ENTRIES SUPPLIED |
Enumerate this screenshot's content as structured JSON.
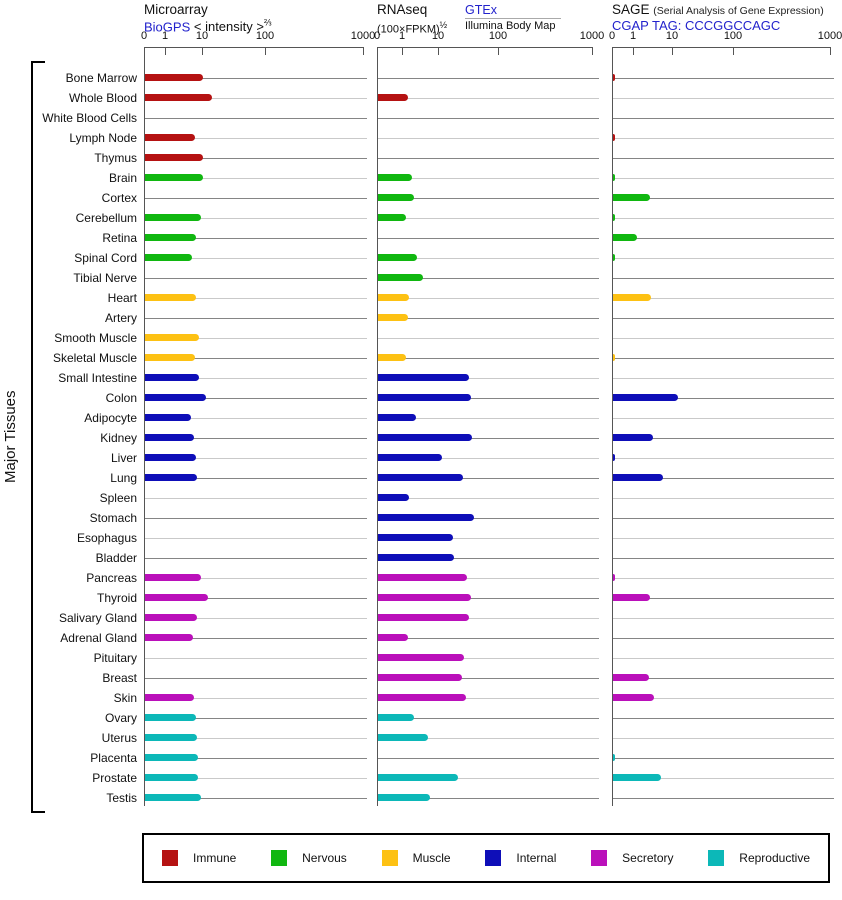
{
  "y_axis_label": "Major Tissues",
  "panels": {
    "microarray": {
      "title": "Microarray",
      "source_link": "BioGPS",
      "unit": "< intensity >",
      "unit_exponent": "⅔",
      "ticks": [
        "0",
        "1",
        "10",
        "100",
        "1000"
      ]
    },
    "rnaseq": {
      "title": "RNAseq",
      "unit": "(100×FPKM)",
      "unit_exponent": "½",
      "source_link": "GTEx",
      "source_secondary": "Illumina Body Map",
      "ticks": [
        "0",
        "1",
        "10",
        "100",
        "1000"
      ]
    },
    "sage": {
      "title": "SAGE",
      "subtitle": "(Serial Analysis of Gene Expression)",
      "source_link": "CGAP TAG: CCCGGCCAGC",
      "ticks": [
        "0",
        "1",
        "10",
        "100",
        "1000"
      ]
    }
  },
  "legend": [
    {
      "key": "immune",
      "label": "Immune",
      "color": "#b51212"
    },
    {
      "key": "nervous",
      "label": "Nervous",
      "color": "#10b710"
    },
    {
      "key": "muscle",
      "label": "Muscle",
      "color": "#fdc113"
    },
    {
      "key": "internal",
      "label": "Internal",
      "color": "#0e0eb8"
    },
    {
      "key": "secretory",
      "label": "Secretory",
      "color": "#ba10ba"
    },
    {
      "key": "reproductive",
      "label": "Reproductive",
      "color": "#0cb8b8"
    }
  ],
  "chart_data": {
    "type": "bar",
    "orientation": "horizontal",
    "x_scale": "power scale with ticks 0, 1, 10, 100, 1000",
    "xlim": [
      0,
      1000
    ],
    "series_names": [
      "Microarray",
      "RNAseq",
      "SAGE"
    ],
    "zero_tick_note": "values of 0.1 represent a tiny tick mark at the axis origin; 0 means no bar",
    "tissues": [
      {
        "name": "Bone Marrow",
        "group": "immune",
        "microarray": 10,
        "rnaseq": 0,
        "sage": 0.1
      },
      {
        "name": "Whole Blood",
        "group": "immune",
        "microarray": 14,
        "rnaseq": 1.4,
        "sage": 0
      },
      {
        "name": "White Blood Cells",
        "group": "immune",
        "microarray": 0,
        "rnaseq": 0,
        "sage": 0
      },
      {
        "name": "Lymph Node",
        "group": "immune",
        "microarray": 6,
        "rnaseq": 0,
        "sage": 0.1
      },
      {
        "name": "Thymus",
        "group": "immune",
        "microarray": 10,
        "rnaseq": 0,
        "sage": 0
      },
      {
        "name": "Brain",
        "group": "nervous",
        "microarray": 10,
        "rnaseq": 1.8,
        "sage": 0.1
      },
      {
        "name": "Cortex",
        "group": "nervous",
        "microarray": 0,
        "rnaseq": 2.0,
        "sage": 2.5
      },
      {
        "name": "Cerebellum",
        "group": "nervous",
        "microarray": 9,
        "rnaseq": 1.2,
        "sage": 0.1
      },
      {
        "name": "Retina",
        "group": "nervous",
        "microarray": 6.5,
        "rnaseq": 0,
        "sage": 1.2
      },
      {
        "name": "Spinal Cord",
        "group": "nervous",
        "microarray": 5,
        "rnaseq": 2.5,
        "sage": 0.1
      },
      {
        "name": "Tibial Nerve",
        "group": "nervous",
        "microarray": 0,
        "rnaseq": 3.6,
        "sage": 0
      },
      {
        "name": "Heart",
        "group": "muscle",
        "microarray": 6.3,
        "rnaseq": 1.5,
        "sage": 2.8
      },
      {
        "name": "Artery",
        "group": "muscle",
        "microarray": 0,
        "rnaseq": 1.4,
        "sage": 0
      },
      {
        "name": "Smooth Muscle",
        "group": "muscle",
        "microarray": 8,
        "rnaseq": 0,
        "sage": 0
      },
      {
        "name": "Skeletal Muscle",
        "group": "muscle",
        "microarray": 6,
        "rnaseq": 1.2,
        "sage": 0.1
      },
      {
        "name": "Small Intestine",
        "group": "internal",
        "microarray": 7.7,
        "rnaseq": 31,
        "sage": 0
      },
      {
        "name": "Colon",
        "group": "internal",
        "microarray": 11,
        "rnaseq": 34,
        "sage": 12
      },
      {
        "name": "Adipocyte",
        "group": "internal",
        "microarray": 4.6,
        "rnaseq": 2.3,
        "sage": 0
      },
      {
        "name": "Kidney",
        "group": "internal",
        "microarray": 5.6,
        "rnaseq": 35,
        "sage": 3
      },
      {
        "name": "Liver",
        "group": "internal",
        "microarray": 6.3,
        "rnaseq": 11,
        "sage": 0.1
      },
      {
        "name": "Lung",
        "group": "internal",
        "microarray": 7,
        "rnaseq": 25,
        "sage": 5.5
      },
      {
        "name": "Spleen",
        "group": "internal",
        "microarray": 0,
        "rnaseq": 1.5,
        "sage": 0
      },
      {
        "name": "Stomach",
        "group": "internal",
        "microarray": 0,
        "rnaseq": 38,
        "sage": 0
      },
      {
        "name": "Esophagus",
        "group": "internal",
        "microarray": 0,
        "rnaseq": 17,
        "sage": 0
      },
      {
        "name": "Bladder",
        "group": "internal",
        "microarray": 0,
        "rnaseq": 18,
        "sage": 0
      },
      {
        "name": "Pancreas",
        "group": "secretory",
        "microarray": 8.6,
        "rnaseq": 29,
        "sage": 0.1
      },
      {
        "name": "Thyroid",
        "group": "secretory",
        "microarray": 12,
        "rnaseq": 34,
        "sage": 2.5
      },
      {
        "name": "Salivary Gland",
        "group": "secretory",
        "microarray": 6.9,
        "rnaseq": 32,
        "sage": 0
      },
      {
        "name": "Adrenal Gland",
        "group": "secretory",
        "microarray": 5.3,
        "rnaseq": 1.4,
        "sage": 0
      },
      {
        "name": "Pituitary",
        "group": "secretory",
        "microarray": 0,
        "rnaseq": 26,
        "sage": 0
      },
      {
        "name": "Breast",
        "group": "secretory",
        "microarray": 0,
        "rnaseq": 24,
        "sage": 2.4
      },
      {
        "name": "Skin",
        "group": "secretory",
        "microarray": 5.6,
        "rnaseq": 28,
        "sage": 3.2
      },
      {
        "name": "Ovary",
        "group": "reproductive",
        "microarray": 6.3,
        "rnaseq": 2.0,
        "sage": 0
      },
      {
        "name": "Uterus",
        "group": "reproductive",
        "microarray": 6.9,
        "rnaseq": 5.0,
        "sage": 0
      },
      {
        "name": "Placenta",
        "group": "reproductive",
        "microarray": 7.2,
        "rnaseq": 0,
        "sage": 0.1
      },
      {
        "name": "Prostate",
        "group": "reproductive",
        "microarray": 7.2,
        "rnaseq": 21,
        "sage": 5
      },
      {
        "name": "Testis",
        "group": "reproductive",
        "microarray": 9,
        "rnaseq": 5.6,
        "sage": 0
      }
    ]
  }
}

THE TASK |
Write every entry out again exactly, images omitted.

YOUR RESPONSE |
Enumerate this screenshot's content as structured JSON.
{
  "y_axis_label": "Major Tissues",
  "panels": {
    "microarray": {
      "title": "Microarray",
      "source_link": "BioGPS",
      "unit": "< intensity >",
      "unit_exponent": "⅔",
      "ticks": [
        "0",
        "1",
        "10",
        "100",
        "1000"
      ]
    },
    "rnaseq": {
      "title": "RNAseq",
      "unit": "(100×FPKM)",
      "unit_exponent": "½",
      "source_link": "GTEx",
      "source_secondary": "Illumina Body Map",
      "ticks": [
        "0",
        "1",
        "10",
        "100",
        "1000"
      ]
    },
    "sage": {
      "title": "SAGE",
      "subtitle": "(Serial Analysis of Gene Expression)",
      "source_link": "CGAP TAG: CCCGGCCAGC",
      "ticks": [
        "0",
        "1",
        "10",
        "100",
        "1000"
      ]
    }
  },
  "legend": [
    {
      "key": "immune",
      "label": "Immune",
      "color": "#b51212"
    },
    {
      "key": "nervous",
      "label": "Nervous",
      "color": "#10b710"
    },
    {
      "key": "muscle",
      "label": "Muscle",
      "color": "#fdc113"
    },
    {
      "key": "internal",
      "label": "Internal",
      "color": "#0e0eb8"
    },
    {
      "key": "secretory",
      "label": "Secretory",
      "color": "#ba10ba"
    },
    {
      "key": "reproductive",
      "label": "Reproductive",
      "color": "#0cb8b8"
    }
  ],
  "chart_data": {
    "type": "bar",
    "orientation": "horizontal",
    "x_scale": "power scale with ticks 0, 1, 10, 100, 1000",
    "xlim": [
      0,
      1000
    ],
    "series_names": [
      "Microarray",
      "RNAseq",
      "SAGE"
    ],
    "zero_tick_note": "values of 0.1 represent a tiny tick mark at the axis origin; 0 means no bar",
    "tissues": [
      {
        "name": "Bone Marrow",
        "group": "immune",
        "microarray": 10,
        "rnaseq": 0,
        "sage": 0.1
      },
      {
        "name": "Whole Blood",
        "group": "immune",
        "microarray": 14,
        "rnaseq": 1.4,
        "sage": 0
      },
      {
        "name": "White Blood Cells",
        "group": "immune",
        "microarray": 0,
        "rnaseq": 0,
        "sage": 0
      },
      {
        "name": "Lymph Node",
        "group": "immune",
        "microarray": 6,
        "rnaseq": 0,
        "sage": 0.1
      },
      {
        "name": "Thymus",
        "group": "immune",
        "microarray": 10,
        "rnaseq": 0,
        "sage": 0
      },
      {
        "name": "Brain",
        "group": "nervous",
        "microarray": 10,
        "rnaseq": 1.8,
        "sage": 0.1
      },
      {
        "name": "Cortex",
        "group": "nervous",
        "microarray": 0,
        "rnaseq": 2.0,
        "sage": 2.5
      },
      {
        "name": "Cerebellum",
        "group": "nervous",
        "microarray": 9,
        "rnaseq": 1.2,
        "sage": 0.1
      },
      {
        "name": "Retina",
        "group": "nervous",
        "microarray": 6.5,
        "rnaseq": 0,
        "sage": 1.2
      },
      {
        "name": "Spinal Cord",
        "group": "nervous",
        "microarray": 5,
        "rnaseq": 2.5,
        "sage": 0.1
      },
      {
        "name": "Tibial Nerve",
        "group": "nervous",
        "microarray": 0,
        "rnaseq": 3.6,
        "sage": 0
      },
      {
        "name": "Heart",
        "group": "muscle",
        "microarray": 6.3,
        "rnaseq": 1.5,
        "sage": 2.8
      },
      {
        "name": "Artery",
        "group": "muscle",
        "microarray": 0,
        "rnaseq": 1.4,
        "sage": 0
      },
      {
        "name": "Smooth Muscle",
        "group": "muscle",
        "microarray": 8,
        "rnaseq": 0,
        "sage": 0
      },
      {
        "name": "Skeletal Muscle",
        "group": "muscle",
        "microarray": 6,
        "rnaseq": 1.2,
        "sage": 0.1
      },
      {
        "name": "Small Intestine",
        "group": "internal",
        "microarray": 7.7,
        "rnaseq": 31,
        "sage": 0
      },
      {
        "name": "Colon",
        "group": "internal",
        "microarray": 11,
        "rnaseq": 34,
        "sage": 12
      },
      {
        "name": "Adipocyte",
        "group": "internal",
        "microarray": 4.6,
        "rnaseq": 2.3,
        "sage": 0
      },
      {
        "name": "Kidney",
        "group": "internal",
        "microarray": 5.6,
        "rnaseq": 35,
        "sage": 3
      },
      {
        "name": "Liver",
        "group": "internal",
        "microarray": 6.3,
        "rnaseq": 11,
        "sage": 0.1
      },
      {
        "name": "Lung",
        "group": "internal",
        "microarray": 7,
        "rnaseq": 25,
        "sage": 5.5
      },
      {
        "name": "Spleen",
        "group": "internal",
        "microarray": 0,
        "rnaseq": 1.5,
        "sage": 0
      },
      {
        "name": "Stomach",
        "group": "internal",
        "microarray": 0,
        "rnaseq": 38,
        "sage": 0
      },
      {
        "name": "Esophagus",
        "group": "internal",
        "microarray": 0,
        "rnaseq": 17,
        "sage": 0
      },
      {
        "name": "Bladder",
        "group": "internal",
        "microarray": 0,
        "rnaseq": 18,
        "sage": 0
      },
      {
        "name": "Pancreas",
        "group": "secretory",
        "microarray": 8.6,
        "rnaseq": 29,
        "sage": 0.1
      },
      {
        "name": "Thyroid",
        "group": "secretory",
        "microarray": 12,
        "rnaseq": 34,
        "sage": 2.5
      },
      {
        "name": "Salivary Gland",
        "group": "secretory",
        "microarray": 6.9,
        "rnaseq": 32,
        "sage": 0
      },
      {
        "name": "Adrenal Gland",
        "group": "secretory",
        "microarray": 5.3,
        "rnaseq": 1.4,
        "sage": 0
      },
      {
        "name": "Pituitary",
        "group": "secretory",
        "microarray": 0,
        "rnaseq": 26,
        "sage": 0
      },
      {
        "name": "Breast",
        "group": "secretory",
        "microarray": 0,
        "rnaseq": 24,
        "sage": 2.4
      },
      {
        "name": "Skin",
        "group": "secretory",
        "microarray": 5.6,
        "rnaseq": 28,
        "sage": 3.2
      },
      {
        "name": "Ovary",
        "group": "reproductive",
        "microarray": 6.3,
        "rnaseq": 2.0,
        "sage": 0
      },
      {
        "name": "Uterus",
        "group": "reproductive",
        "microarray": 6.9,
        "rnaseq": 5.0,
        "sage": 0
      },
      {
        "name": "Placenta",
        "group": "reproductive",
        "microarray": 7.2,
        "rnaseq": 0,
        "sage": 0.1
      },
      {
        "name": "Prostate",
        "group": "reproductive",
        "microarray": 7.2,
        "rnaseq": 21,
        "sage": 5
      },
      {
        "name": "Testis",
        "group": "reproductive",
        "microarray": 9,
        "rnaseq": 5.6,
        "sage": 0
      }
    ]
  }
}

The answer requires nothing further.